===== Listed records

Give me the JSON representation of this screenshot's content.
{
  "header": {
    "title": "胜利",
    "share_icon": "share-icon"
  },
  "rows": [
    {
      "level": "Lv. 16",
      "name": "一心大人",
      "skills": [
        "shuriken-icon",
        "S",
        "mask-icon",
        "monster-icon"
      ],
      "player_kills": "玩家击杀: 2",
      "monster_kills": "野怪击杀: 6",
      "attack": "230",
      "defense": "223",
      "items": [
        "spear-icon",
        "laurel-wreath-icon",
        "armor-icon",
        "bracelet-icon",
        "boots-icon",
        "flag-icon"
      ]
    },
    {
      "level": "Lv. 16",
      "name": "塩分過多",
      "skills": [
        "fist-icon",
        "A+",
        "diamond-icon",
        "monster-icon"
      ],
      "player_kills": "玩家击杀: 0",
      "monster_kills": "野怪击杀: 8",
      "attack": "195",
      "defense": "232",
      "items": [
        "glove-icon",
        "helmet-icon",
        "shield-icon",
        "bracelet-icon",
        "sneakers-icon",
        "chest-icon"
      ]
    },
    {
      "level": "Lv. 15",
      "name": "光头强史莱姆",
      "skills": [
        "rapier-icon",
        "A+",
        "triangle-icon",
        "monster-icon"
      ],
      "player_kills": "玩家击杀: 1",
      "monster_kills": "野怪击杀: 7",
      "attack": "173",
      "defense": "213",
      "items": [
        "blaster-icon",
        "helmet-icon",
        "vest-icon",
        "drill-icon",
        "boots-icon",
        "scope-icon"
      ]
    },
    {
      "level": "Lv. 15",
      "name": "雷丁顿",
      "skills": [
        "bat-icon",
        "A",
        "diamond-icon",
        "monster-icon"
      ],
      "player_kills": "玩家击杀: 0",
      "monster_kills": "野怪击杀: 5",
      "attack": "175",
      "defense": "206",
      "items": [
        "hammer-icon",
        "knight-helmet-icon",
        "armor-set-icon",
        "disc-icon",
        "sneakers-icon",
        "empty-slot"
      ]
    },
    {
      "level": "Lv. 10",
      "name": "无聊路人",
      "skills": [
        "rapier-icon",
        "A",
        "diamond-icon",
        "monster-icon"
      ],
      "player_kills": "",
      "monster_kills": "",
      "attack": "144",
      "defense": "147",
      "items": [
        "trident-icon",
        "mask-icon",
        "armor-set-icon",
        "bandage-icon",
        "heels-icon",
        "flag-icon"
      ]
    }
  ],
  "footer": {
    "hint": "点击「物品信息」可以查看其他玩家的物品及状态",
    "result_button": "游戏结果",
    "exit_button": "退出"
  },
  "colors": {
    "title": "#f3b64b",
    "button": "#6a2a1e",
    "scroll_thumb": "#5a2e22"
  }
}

==========

= Problem details =
Set down every line of the listing above again, exactly as given.

= Task output =
Give me the JSON representation of this screenshot's content.
{
  "header": {
    "title": "胜利",
    "share_icon": "share-icon"
  },
  "rows": [
    {
      "level": "Lv. 16",
      "name": "一心大人",
      "skills": [
        "shuriken-icon",
        "S",
        "mask-icon",
        "monster-icon"
      ],
      "player_kills": "玩家击杀: 2",
      "monster_kills": "野怪击杀: 6",
      "attack": "230",
      "defense": "223",
      "items": [
        "spear-icon",
        "laurel-wreath-icon",
        "armor-icon",
        "bracelet-icon",
        "boots-icon",
        "flag-icon"
      ]
    },
    {
      "level": "Lv. 16",
      "name": "塩分過多",
      "skills": [
        "fist-icon",
        "A+",
        "diamond-icon",
        "monster-icon"
      ],
      "player_kills": "玩家击杀: 0",
      "monster_kills": "野怪击杀: 8",
      "attack": "195",
      "defense": "232",
      "items": [
        "glove-icon",
        "helmet-icon",
        "shield-icon",
        "bracelet-icon",
        "sneakers-icon",
        "chest-icon"
      ]
    },
    {
      "level": "Lv. 15",
      "name": "光头强史莱姆",
      "skills": [
        "rapier-icon",
        "A+",
        "triangle-icon",
        "monster-icon"
      ],
      "player_kills": "玩家击杀: 1",
      "monster_kills": "野怪击杀: 7",
      "attack": "173",
      "defense": "213",
      "items": [
        "blaster-icon",
        "helmet-icon",
        "vest-icon",
        "drill-icon",
        "boots-icon",
        "scope-icon"
      ]
    },
    {
      "level": "Lv. 15",
      "name": "雷丁顿",
      "skills": [
        "bat-icon",
        "A",
        "diamond-icon",
        "monster-icon"
      ],
      "player_kills": "玩家击杀: 0",
      "monster_kills": "野怪击杀: 5",
      "attack": "175",
      "defense": "206",
      "items": [
        "hammer-icon",
        "knight-helmet-icon",
        "armor-set-icon",
        "disc-icon",
        "sneakers-icon",
        "empty-slot"
      ]
    },
    {
      "level": "Lv. 10",
      "name": "无聊路人",
      "skills": [
        "rapier-icon",
        "A",
        "diamond-icon",
        "monster-icon"
      ],
      "player_kills": "",
      "monster_kills": "",
      "attack": "144",
      "defense": "147",
      "items": [
        "trident-icon",
        "mask-icon",
        "armor-set-icon",
        "bandage-icon",
        "heels-icon",
        "flag-icon"
      ]
    }
  ],
  "footer": {
    "hint": "点击「物品信息」可以查看其他玩家的物品及状态",
    "result_button": "游戏结果",
    "exit_button": "退出"
  },
  "colors": {
    "title": "#f3b64b",
    "button": "#6a2a1e",
    "scroll_thumb": "#5a2e22"
  }
}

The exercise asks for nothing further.